Data for processing |

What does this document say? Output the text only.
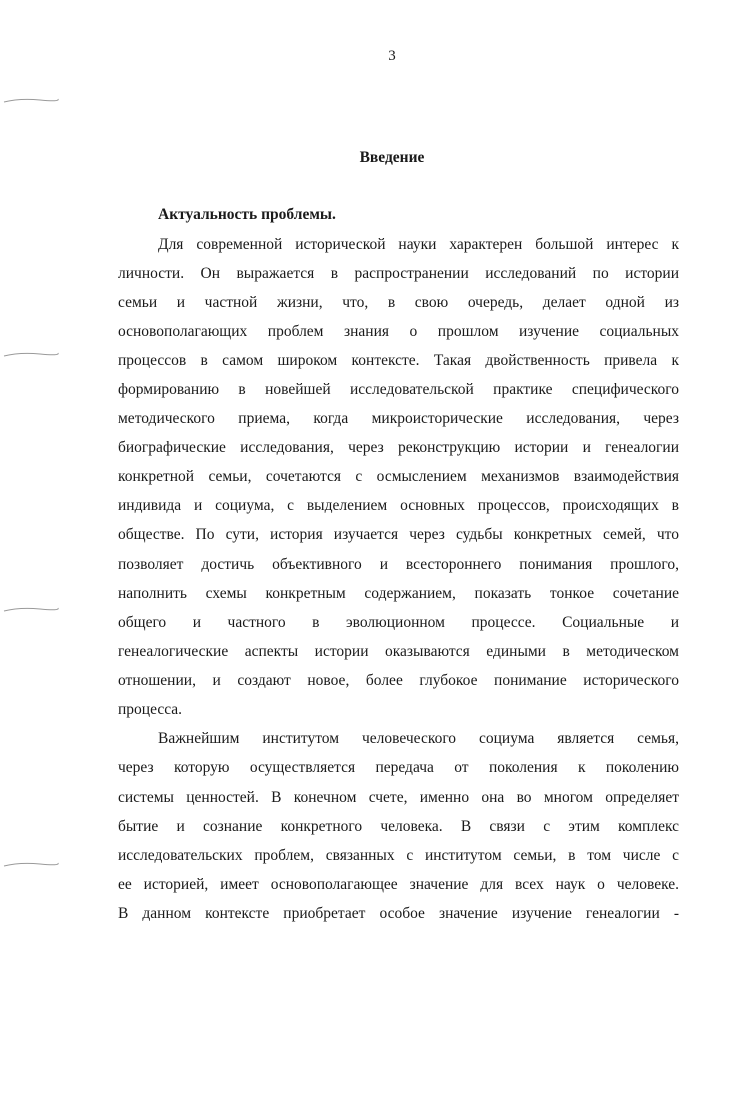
3
Введение
Актуальность проблемы.
Для современной исторической науки характерен большой интерес к
личности. Он выражается в распространении исследований по истории
семьи и частной жизни, что, в свою очередь, делает одной из
основополагающих проблем знания о прошлом изучение социальных
процессов в самом широком контексте. Такая двойственность привела к
формированию в новейшей исследовательской практике специфического
методического приема, когда микроисторические исследования, через
биографические исследования, через реконструкцию истории и генеалогии
конкретной семьи, сочетаются с осмыслением механизмов взаимодействия
индивида и социума, с выделением основных процессов, происходящих в
обществе. По сути, история изучается через судьбы конкретных семей, что
позволяет достичь объективного и всестороннего понимания прошлого,
наполнить схемы конкретным содержанием, показать тонкое сочетание
общего и частного в эволюционном процессе. Социальные и
генеалогические аспекты истории оказываются едиными в методическом
отношении, и создают новое, более глубокое понимание исторического
процесса.
Важнейшим институтом человеческого социума является семья,
через которую осуществляется передача от поколения к поколению
системы ценностей. В конечном счете, именно она во многом определяет
бытие и сознание конкретного человека. В связи с этим комплекс
исследовательских проблем, связанных с институтом семьи, в том числе с
ее историей, имеет основополагающее значение для всех наук о человеке.
В данном контексте приобретает особое значение изучение генеалогии -
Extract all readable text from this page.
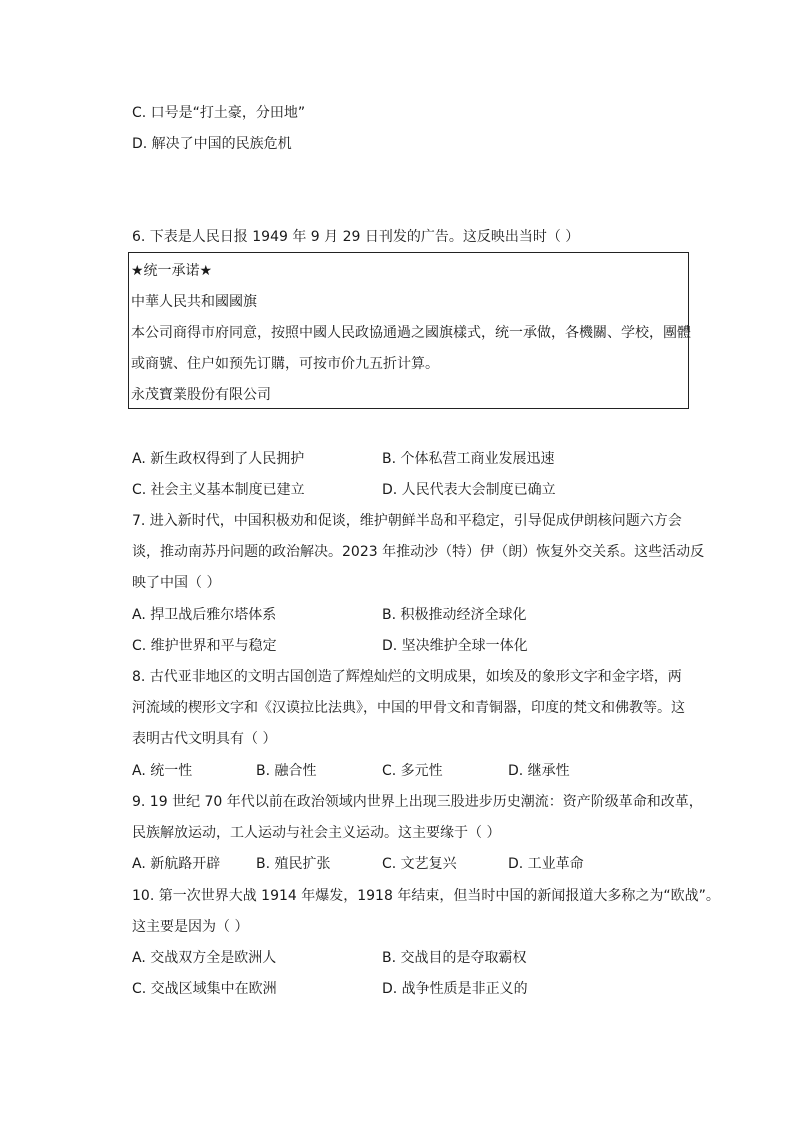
C. 口号是“打土豪，分田地”
D. 解决了中国的民族危机
6. 下表是人民日报 1949 年 9 月 29 日刊发的广告。这反映出当时（ ）
★统一承诺★
中華人民共和國國旗
本公司商得市府同意，按照中國人民政協通過之國旗樣式，统一承做，各機關、学校，團體
或商號、住户如预先订購，可按市价九五折计算。
永茂寶業股份有限公司
A. 新生政权得到了人民拥护	B. 个体私营工商业发展迅速
C. 社会主义基本制度已建立	D. 人民代表大会制度已确立
7. 进入新时代，中国积极劝和促谈，维护朝鲜半岛和平稳定，引导促成伊朗核问题六方会
谈，推动南苏丹问题的政治解决。2023 年推动沙（特）伊（朗）恢复外交关系。这些活动反
映了中国（ ）
A. 捍卫战后雅尔塔体系	B. 积极推动经济全球化
C. 维护世界和平与稳定	D. 坚决维护全球一体化
8. 古代亚非地区的文明古国创造了辉煌灿烂的文明成果，如埃及的象形文字和金字塔，两
河流域的楔形文字和《汉谟拉比法典》，中国的甲骨文和青铜器，印度的梵文和佛教等。这
表明古代文明具有（ ）
A. 统一性	B. 融合性	C. 多元性	D. 继承性
9. 19 世纪 70 年代以前在政治领域内世界上出现三股进步历史潮流：资产阶级革命和改革，
民族解放运动，工人运动与社会主义运动。这主要缘于（ ）
A. 新航路开辟	B. 殖民扩张	C. 文艺复兴	D. 工业革命
10. 第一次世界大战 1914 年爆发，1918 年结束，但当时中国的新闻报道大多称之为“欧战”。
这主要是因为（ ）
A. 交战双方全是欧洲人	B. 交战目的是夺取霸权
C. 交战区域集中在欧洲	D. 战争性质是非正义的
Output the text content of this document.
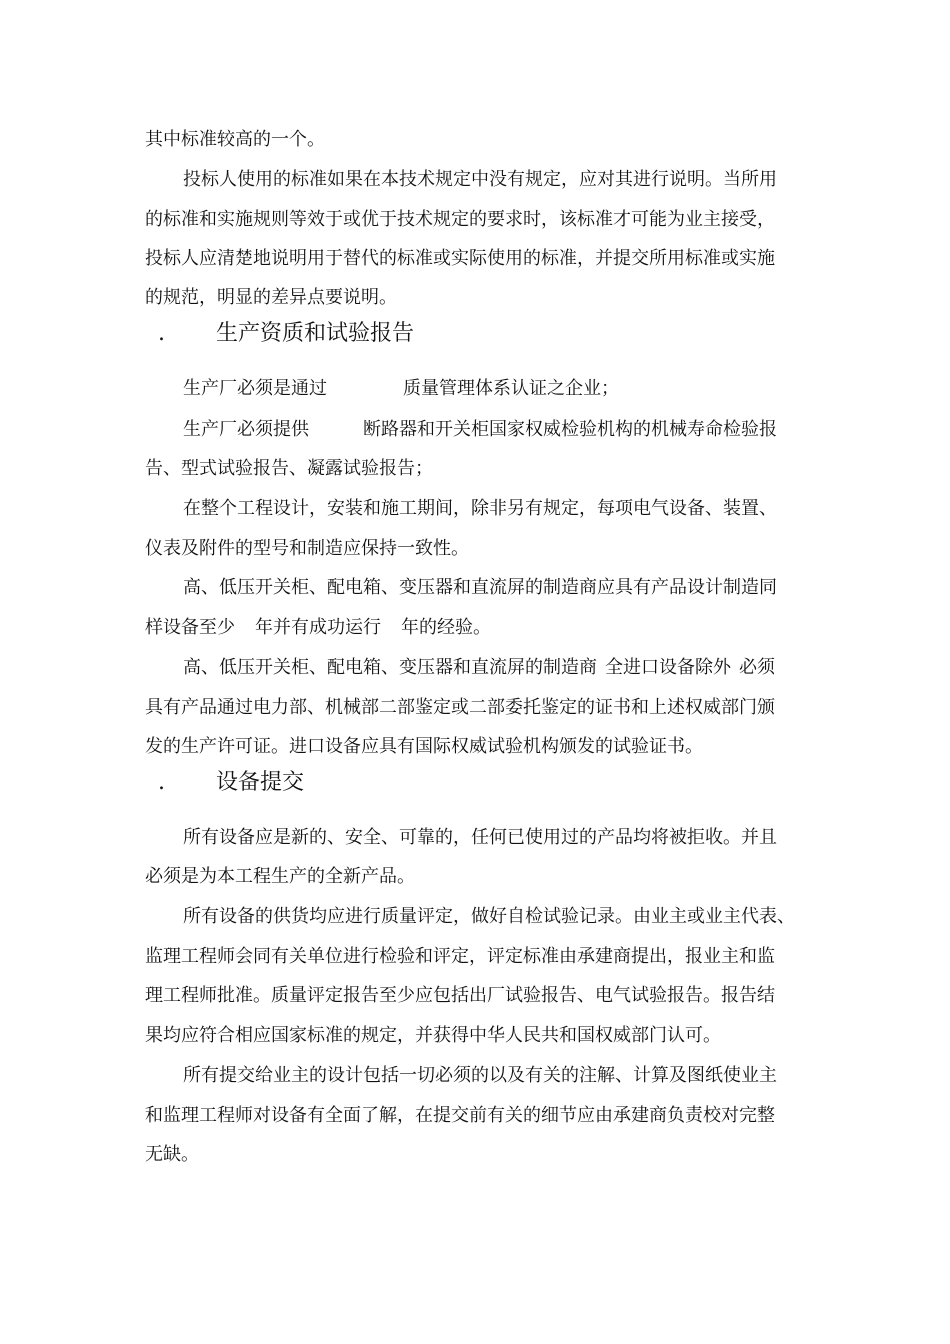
其中标准较高的一个。
投标人使用的标准如果在本技术规定中没有规定，应对其进行说明。当所用
的标准和实施规则等效于或优于技术规定的要求时，该标准才可能为业主接受，
投标人应清楚地说明用于替代的标准或实际使用的标准，并提交所用标准或实施
的规范，明显的差异点要说明。
. 生产资质和试验报告
生产厂必须是通过	质量管理体系认证之企业；
生产厂必须提供	断路器和开关柜国家权威检验机构的机械寿命检验报
告、型式试验报告、凝露试验报告；
在整个工程设计，安装和施工期间，除非另有规定，每项电气设备、装置、
仪表及附件的型号和制造应保持一致性。
高、低压开关柜、配电箱、变压器和直流屏的制造商应具有产品设计制造同
样设备至少 年并有成功运行 年的经验。
高、低压开关柜、配电箱、变压器和直流屏的制造商 全进口设备除外 必须
具有产品通过电力部、机械部二部鉴定或二部委托鉴定的证书和上述权威部门颁
发的生产许可证。进口设备应具有国际权威试验机构颁发的试验证书。
. 设备提交
所有设备应是新的、安全、可靠的，任何已使用过的产品均将被拒收。并且
必须是为本工程生产的全新产品。
所有设备的供货均应进行质量评定，做好自检试验记录。由业主或业主代表、
监理工程师会同有关单位进行检验和评定，评定标准由承建商提出，报业主和监
理工程师批准。质量评定报告至少应包括出厂试验报告、电气试验报告。报告结
果均应符合相应国家标准的规定，并获得中华人民共和国权威部门认可。
所有提交给业主的设计包括一切必须的以及有关的注解、计算及图纸使业主
和监理工程师对设备有全面了解，在提交前有关的细节应由承建商负责校对完整
无缺。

What the task requires |
Search the data for "истории". Copy every line that has it.

The output |
личности. Он выражается в распространении исследований по истории
биографические исследования, через реконструкцию истории и генеалогии
генеалогические аспекты истории оказываются едиными в методическом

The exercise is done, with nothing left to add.